━━ Data listing

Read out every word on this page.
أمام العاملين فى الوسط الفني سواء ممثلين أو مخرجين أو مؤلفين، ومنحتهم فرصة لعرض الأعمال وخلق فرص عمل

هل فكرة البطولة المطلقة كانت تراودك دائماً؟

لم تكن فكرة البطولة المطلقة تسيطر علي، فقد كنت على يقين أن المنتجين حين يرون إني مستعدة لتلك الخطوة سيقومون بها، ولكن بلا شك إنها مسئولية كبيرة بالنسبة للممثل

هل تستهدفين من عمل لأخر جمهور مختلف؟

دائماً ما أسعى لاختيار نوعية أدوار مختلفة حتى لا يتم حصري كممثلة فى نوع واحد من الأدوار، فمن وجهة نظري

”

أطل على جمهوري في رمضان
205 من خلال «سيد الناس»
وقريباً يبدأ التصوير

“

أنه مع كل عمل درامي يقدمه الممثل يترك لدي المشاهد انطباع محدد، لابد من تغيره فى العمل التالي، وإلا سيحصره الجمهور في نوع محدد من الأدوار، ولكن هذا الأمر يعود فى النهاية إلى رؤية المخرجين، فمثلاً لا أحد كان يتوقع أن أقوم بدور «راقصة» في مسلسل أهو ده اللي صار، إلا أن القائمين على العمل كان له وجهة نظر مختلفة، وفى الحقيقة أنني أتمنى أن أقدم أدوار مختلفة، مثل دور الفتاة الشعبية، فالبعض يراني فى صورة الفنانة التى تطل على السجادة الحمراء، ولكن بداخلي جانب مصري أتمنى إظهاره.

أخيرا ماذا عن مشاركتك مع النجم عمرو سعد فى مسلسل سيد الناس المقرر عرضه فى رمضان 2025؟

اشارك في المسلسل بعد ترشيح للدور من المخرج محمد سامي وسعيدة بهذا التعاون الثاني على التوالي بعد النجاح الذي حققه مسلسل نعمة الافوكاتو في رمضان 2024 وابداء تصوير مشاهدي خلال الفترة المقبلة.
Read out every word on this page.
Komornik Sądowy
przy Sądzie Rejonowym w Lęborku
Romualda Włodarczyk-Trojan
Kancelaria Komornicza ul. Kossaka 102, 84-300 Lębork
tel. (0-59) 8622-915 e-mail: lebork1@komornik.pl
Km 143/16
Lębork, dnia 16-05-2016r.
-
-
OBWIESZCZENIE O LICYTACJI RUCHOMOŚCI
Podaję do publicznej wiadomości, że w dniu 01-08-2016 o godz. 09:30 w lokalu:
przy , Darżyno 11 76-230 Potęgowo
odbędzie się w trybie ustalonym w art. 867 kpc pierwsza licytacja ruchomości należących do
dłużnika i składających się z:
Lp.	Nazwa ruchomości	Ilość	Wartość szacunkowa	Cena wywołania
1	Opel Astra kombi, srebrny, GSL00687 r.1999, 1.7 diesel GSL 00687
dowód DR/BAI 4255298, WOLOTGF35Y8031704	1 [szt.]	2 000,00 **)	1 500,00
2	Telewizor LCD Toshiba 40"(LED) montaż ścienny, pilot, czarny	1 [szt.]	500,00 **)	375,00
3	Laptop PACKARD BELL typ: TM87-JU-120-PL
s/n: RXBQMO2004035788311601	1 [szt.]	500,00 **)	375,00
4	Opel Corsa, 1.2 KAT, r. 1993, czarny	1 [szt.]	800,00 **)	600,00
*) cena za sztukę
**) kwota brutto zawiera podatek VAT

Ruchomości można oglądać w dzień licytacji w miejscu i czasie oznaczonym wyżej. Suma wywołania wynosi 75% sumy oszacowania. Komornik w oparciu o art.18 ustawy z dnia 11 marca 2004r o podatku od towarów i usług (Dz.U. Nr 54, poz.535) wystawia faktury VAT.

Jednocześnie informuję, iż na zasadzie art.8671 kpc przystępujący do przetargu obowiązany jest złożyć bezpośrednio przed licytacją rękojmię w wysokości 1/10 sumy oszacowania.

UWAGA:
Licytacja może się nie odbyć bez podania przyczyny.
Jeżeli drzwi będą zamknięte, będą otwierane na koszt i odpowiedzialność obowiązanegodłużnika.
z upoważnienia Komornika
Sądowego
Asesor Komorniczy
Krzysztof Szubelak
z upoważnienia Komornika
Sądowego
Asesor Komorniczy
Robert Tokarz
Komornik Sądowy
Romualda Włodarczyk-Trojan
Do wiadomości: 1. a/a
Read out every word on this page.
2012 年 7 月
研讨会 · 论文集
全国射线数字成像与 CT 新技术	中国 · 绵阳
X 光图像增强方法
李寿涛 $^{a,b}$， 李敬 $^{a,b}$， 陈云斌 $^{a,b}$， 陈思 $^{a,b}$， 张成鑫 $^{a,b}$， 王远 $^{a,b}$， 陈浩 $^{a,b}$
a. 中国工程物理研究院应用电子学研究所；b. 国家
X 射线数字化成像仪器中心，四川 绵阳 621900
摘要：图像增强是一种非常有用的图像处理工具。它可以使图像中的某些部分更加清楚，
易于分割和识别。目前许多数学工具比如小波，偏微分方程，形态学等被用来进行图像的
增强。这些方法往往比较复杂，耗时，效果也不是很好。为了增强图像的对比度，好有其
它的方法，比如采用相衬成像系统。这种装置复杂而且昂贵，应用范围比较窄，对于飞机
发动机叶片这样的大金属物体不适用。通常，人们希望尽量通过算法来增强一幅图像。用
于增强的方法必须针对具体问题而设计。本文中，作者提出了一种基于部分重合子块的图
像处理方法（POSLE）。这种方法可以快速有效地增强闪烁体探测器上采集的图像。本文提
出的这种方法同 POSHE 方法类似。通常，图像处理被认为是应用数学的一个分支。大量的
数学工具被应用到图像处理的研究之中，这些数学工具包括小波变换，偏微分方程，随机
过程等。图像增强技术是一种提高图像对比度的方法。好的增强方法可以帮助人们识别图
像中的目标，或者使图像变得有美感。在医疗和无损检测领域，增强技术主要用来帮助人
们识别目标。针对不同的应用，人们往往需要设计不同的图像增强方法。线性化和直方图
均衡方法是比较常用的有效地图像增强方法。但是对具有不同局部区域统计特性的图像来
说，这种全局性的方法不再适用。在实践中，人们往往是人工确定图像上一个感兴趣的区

━━━━

- **Aim**
Recopy the whole listing exactly.

- **Task output**
Read out every word on this page.
أمام العاملين فى الوسط الفني سواء ممثلين أو مخرجين أو مؤلفين، ومنحتهم فرصة لعرض الأعمال وخلق فرص عمل

هل فكرة البطولة المطلقة كانت تراودك دائماً؟

لم تكن فكرة البطولة المطلقة تسيطر علي، فقد كنت على يقين أن المنتجين حين يرون إني مستعدة لتلك الخطوة سيقومون بها، ولكن بلا شك إنها مسئولية كبيرة بالنسبة للممثل

هل تستهدفين من عمل لأخر جمهور مختلف؟

دائماً ما أسعى لاختيار نوعية أدوار مختلفة حتى لا يتم حصري كممثلة فى نوع واحد من الأدوار، فمن وجهة نظري

”

أطل على جمهوري في رمضان
205 من خلال «سيد الناس»
وقريباً يبدأ التصوير

“

أنه مع كل عمل درامي يقدمه الممثل يترك لدي المشاهد انطباع محدد، لابد من تغيره فى العمل التالي، وإلا سيحصره الجمهور في نوع محدد من الأدوار، ولكن هذا الأمر يعود فى النهاية إلى رؤية المخرجين، فمثلاً لا أحد كان يتوقع أن أقوم بدور «راقصة» في مسلسل أهو ده اللي صار، إلا أن القائمين على العمل كان له وجهة نظر مختلفة، وفى الحقيقة أنني أتمنى أن أقدم أدوار مختلفة، مثل دور الفتاة الشعبية، فالبعض يراني فى صورة الفنانة التى تطل على السجادة الحمراء، ولكن بداخلي جانب مصري أتمنى إظهاره.

أخيرا ماذا عن مشاركتك مع النجم عمرو سعد فى مسلسل سيد الناس المقرر عرضه فى رمضان 2025؟

اشارك في المسلسل بعد ترشيح للدور من المخرج محمد سامي وسعيدة بهذا التعاون الثاني على التوالي بعد النجاح الذي حققه مسلسل نعمة الافوكاتو في رمضان 2024 وابداء تصوير مشاهدي خلال الفترة المقبلة.
Read out every word on this page.
Komornik Sądowy
przy Sądzie Rejonowym w Lęborku
Romualda Włodarczyk-Trojan
Kancelaria Komornicza ul. Kossaka 102, 84-300 Lębork
tel. (0-59) 8622-915 e-mail: lebork1@komornik.pl
Km 143/16
Lębork, dnia 16-05-2016r.
-
-
OBWIESZCZENIE O LICYTACJI RUCHOMOŚCI
Podaję do publicznej wiadomości, że w dniu 01-08-2016 o godz. 09:30 w lokalu:
przy , Darżyno 11 76-230 Potęgowo
odbędzie się w trybie ustalonym w art. 867 kpc pierwsza licytacja ruchomości należących do
dłużnika i składających się z:
Lp.	Nazwa ruchomości	Ilość	Wartość szacunkowa	Cena wywołania
1	Opel Astra kombi, srebrny, GSL00687 r.1999, 1.7 diesel GSL 00687
dowód DR/BAI 4255298, WOLOTGF35Y8031704	1 [szt.]	2 000,00 **)	1 500,00
2	Telewizor LCD Toshiba 40"(LED) montaż ścienny, pilot, czarny	1 [szt.]	500,00 **)	375,00
3	Laptop PACKARD BELL typ: TM87-JU-120-PL
s/n: RXBQMO2004035788311601	1 [szt.]	500,00 **)	375,00
4	Opel Corsa, 1.2 KAT, r. 1993, czarny	1 [szt.]	800,00 **)	600,00
*) cena za sztukę
**) kwota brutto zawiera podatek VAT

Ruchomości można oglądać w dzień licytacji w miejscu i czasie oznaczonym wyżej. Suma wywołania wynosi 75% sumy oszacowania. Komornik w oparciu o art.18 ustawy z dnia 11 marca 2004r o podatku od towarów i usług (Dz.U. Nr 54, poz.535) wystawia faktury VAT.

Jednocześnie informuję, iż na zasadzie art.8671 kpc przystępujący do przetargu obowiązany jest złożyć bezpośrednio przed licytacją rękojmię w wysokości 1/10 sumy oszacowania.

UWAGA:
Licytacja może się nie odbyć bez podania przyczyny.
Jeżeli drzwi będą zamknięte, będą otwierane na koszt i odpowiedzialność obowiązanegodłużnika.
z upoważnienia Komornika
Sądowego
Asesor Komorniczy
Krzysztof Szubelak
z upoważnienia Komornika
Sądowego
Asesor Komorniczy
Robert Tokarz
Komornik Sądowy
Romualda Włodarczyk-Trojan
Do wiadomości: 1. a/a
Read out every word on this page.
2012 年 7 月
研讨会 · 论文集
全国射线数字成像与 CT 新技术	中国 · 绵阳
X 光图像增强方法
李寿涛 $^{a,b}$， 李敬 $^{a,b}$， 陈云斌 $^{a,b}$， 陈思 $^{a,b}$， 张成鑫 $^{a,b}$， 王远 $^{a,b}$， 陈浩 $^{a,b}$
a. 中国工程物理研究院应用电子学研究所；b. 国家
X 射线数字化成像仪器中心，四川 绵阳 621900
摘要：图像增强是一种非常有用的图像处理工具。它可以使图像中的某些部分更加清楚，
易于分割和识别。目前许多数学工具比如小波，偏微分方程，形态学等被用来进行图像的
增强。这些方法往往比较复杂，耗时，效果也不是很好。为了增强图像的对比度，好有其
它的方法，比如采用相衬成像系统。这种装置复杂而且昂贵，应用范围比较窄，对于飞机
发动机叶片这样的大金属物体不适用。通常，人们希望尽量通过算法来增强一幅图像。用
于增强的方法必须针对具体问题而设计。本文中，作者提出了一种基于部分重合子块的图
像处理方法（POSLE）。这种方法可以快速有效地增强闪烁体探测器上采集的图像。本文提
出的这种方法同 POSHE 方法类似。通常，图像处理被认为是应用数学的一个分支。大量的
数学工具被应用到图像处理的研究之中，这些数学工具包括小波变换，偏微分方程，随机
过程等。图像增强技术是一种提高图像对比度的方法。好的增强方法可以帮助人们识别图
像中的目标，或者使图像变得有美感。在医疗和无损检测领域，增强技术主要用来帮助人
们识别目标。针对不同的应用，人们往往需要设计不同的图像增强方法。线性化和直方图
均衡方法是比较常用的有效地图像增强方法。但是对具有不同局部区域统计特性的图像来
说，这种全局性的方法不再适用。在实践中，人们往往是人工确定图像上一个感兴趣的区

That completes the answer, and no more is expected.